*** Listed records ***

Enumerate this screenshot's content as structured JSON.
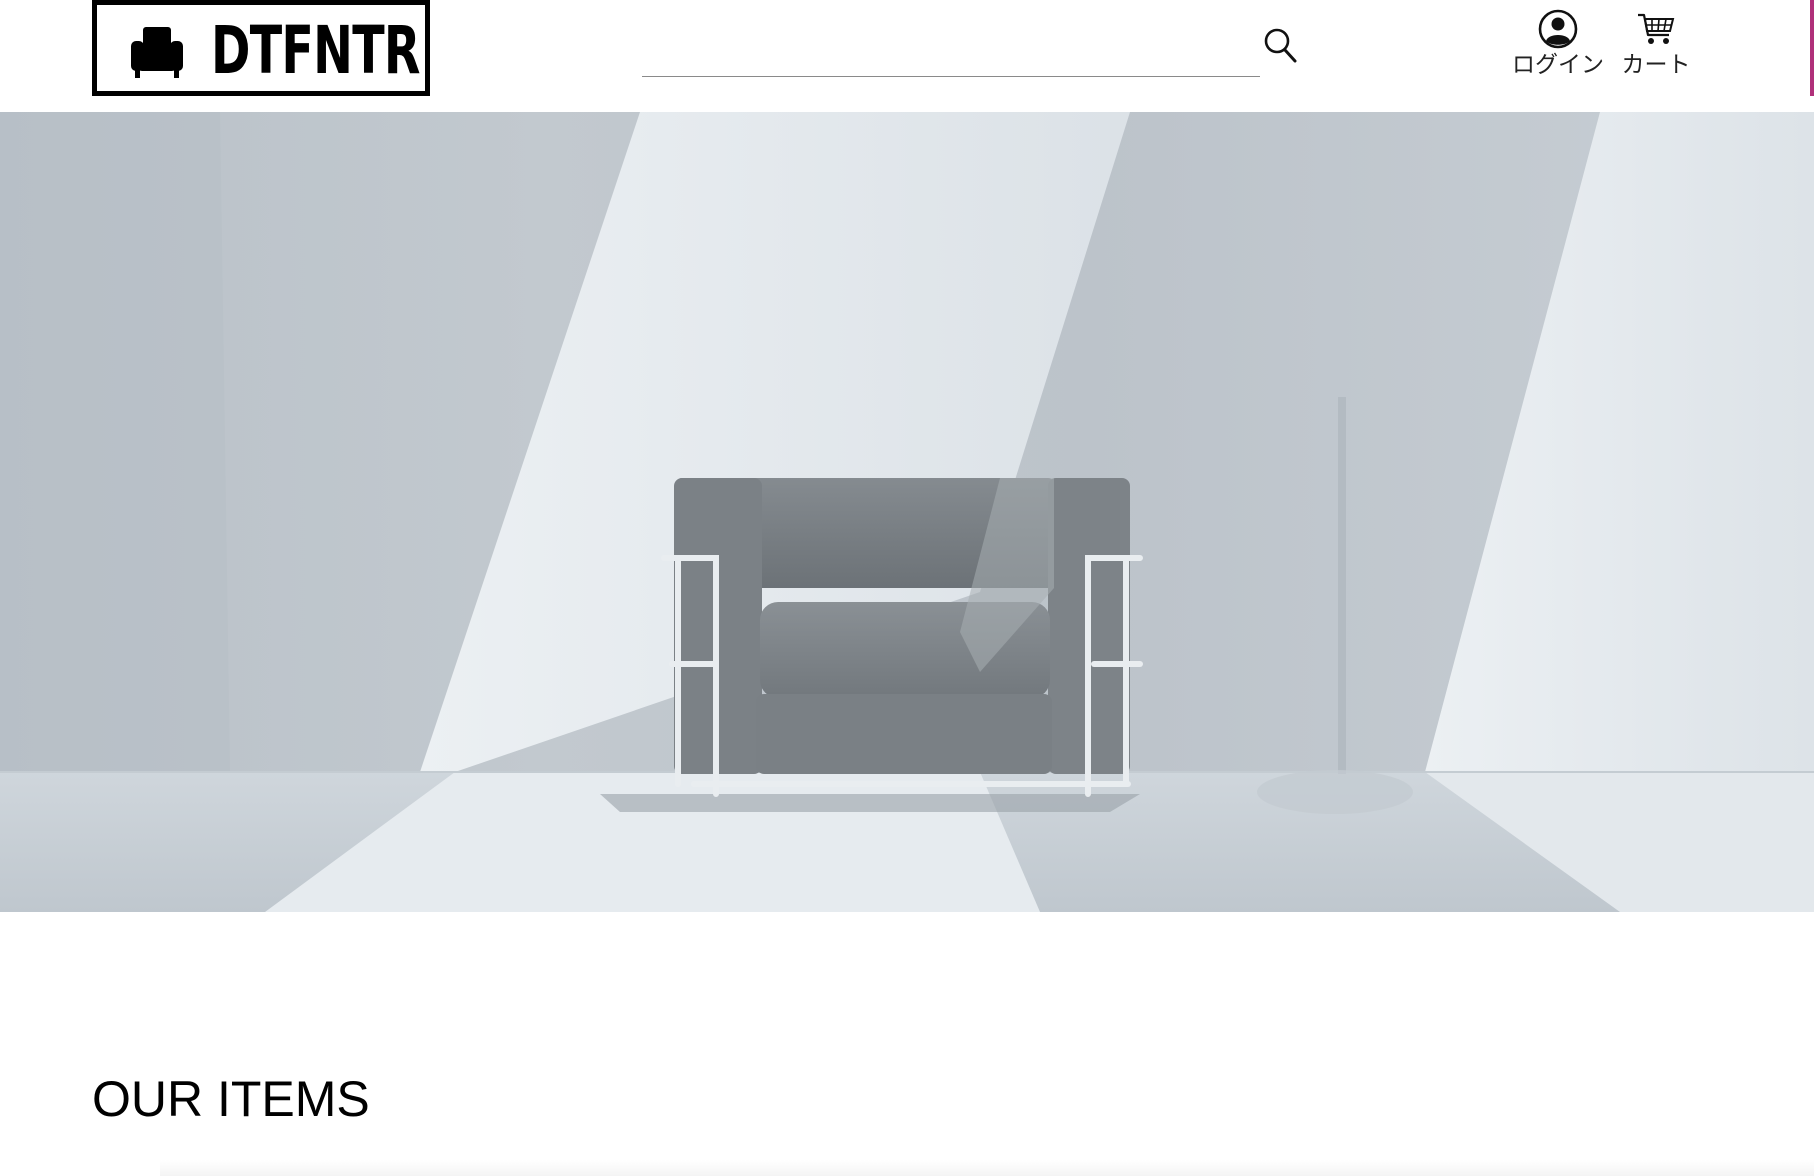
{
  "header": {
    "logo_text": "DTFNTR",
    "logo_icon": "armchair-icon",
    "search": {
      "value": "",
      "placeholder": "",
      "button_icon": "search-icon"
    },
    "nav": {
      "login_label": "ログイン",
      "login_icon": "user-circle-icon",
      "cart_label": "カート",
      "cart_icon": "shopping-cart-icon"
    }
  },
  "hero": {
    "image": "armchair-in-sunlit-room",
    "palette": [
      "#c9d0d6",
      "#dfe4e8",
      "#7d8389"
    ]
  },
  "items_section": {
    "title": "OUR ITEMS"
  },
  "colors": {
    "accent": "#b0307a",
    "text": "#000000",
    "background": "#ffffff"
  }
}
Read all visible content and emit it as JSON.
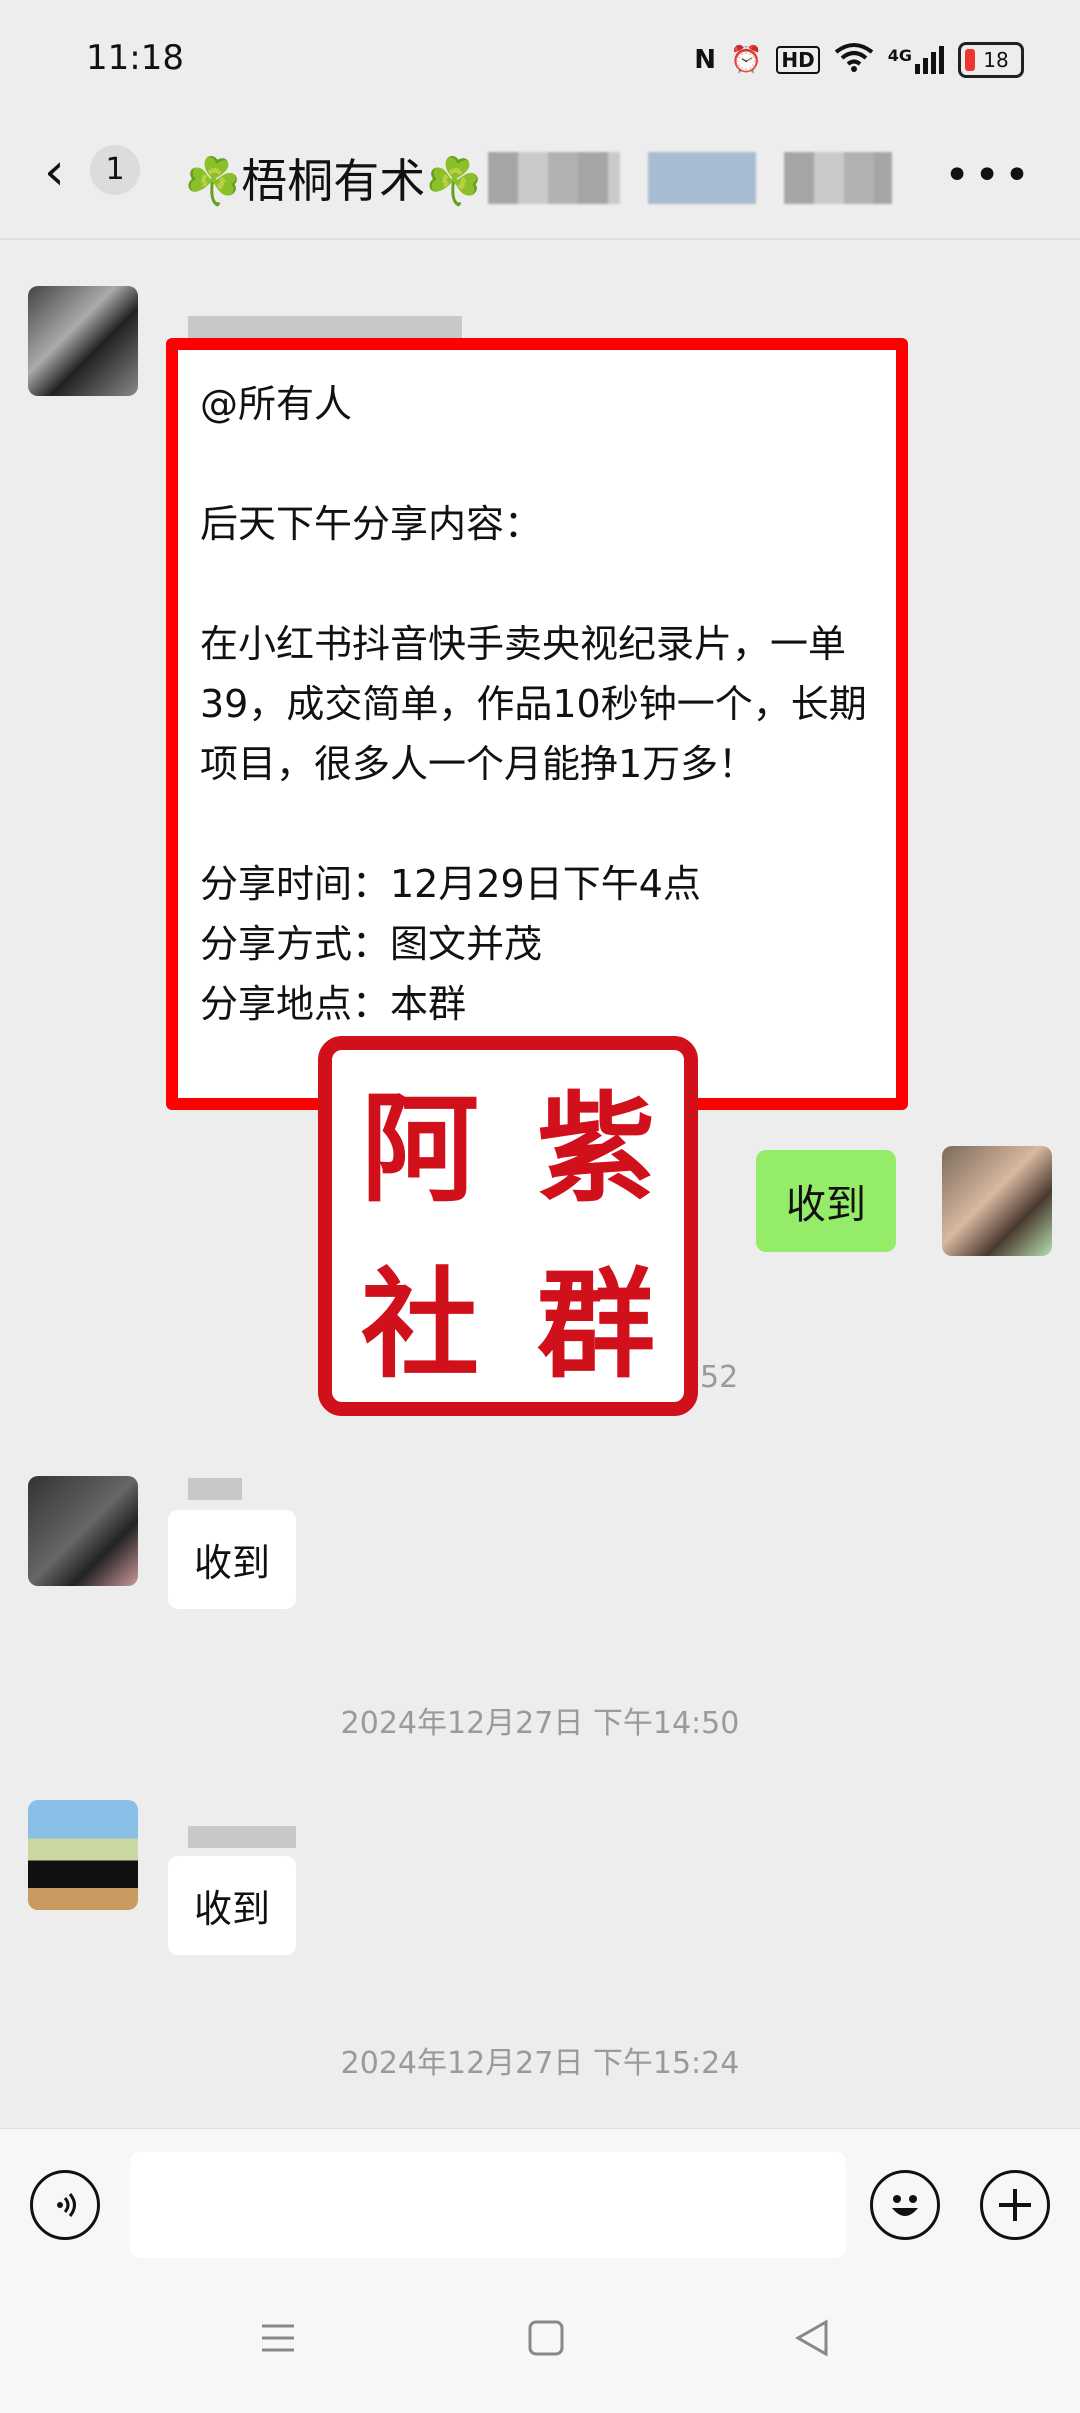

***

What is needed: Send back the data above word for word, with the pictures left out.

Finished exercise:
Enumerate this screenshot's content as structured JSON.
{
  "header": {
    "logo_text": "DTFNTR",
    "logo_icon": "armchair-icon",
    "search": {
      "value": "",
      "placeholder": "",
      "button_icon": "search-icon"
    },
    "nav": {
      "login_label": "ログイン",
      "login_icon": "user-circle-icon",
      "cart_label": "カート",
      "cart_icon": "shopping-cart-icon"
    }
  },
  "hero": {
    "image": "armchair-in-sunlit-room",
    "palette": [
      "#c9d0d6",
      "#dfe4e8",
      "#7d8389"
    ]
  },
  "items_section": {
    "title": "OUR ITEMS"
  },
  "colors": {
    "accent": "#b0307a",
    "text": "#000000",
    "background": "#ffffff"
  }
}
Read all visible content and emit it as JSON.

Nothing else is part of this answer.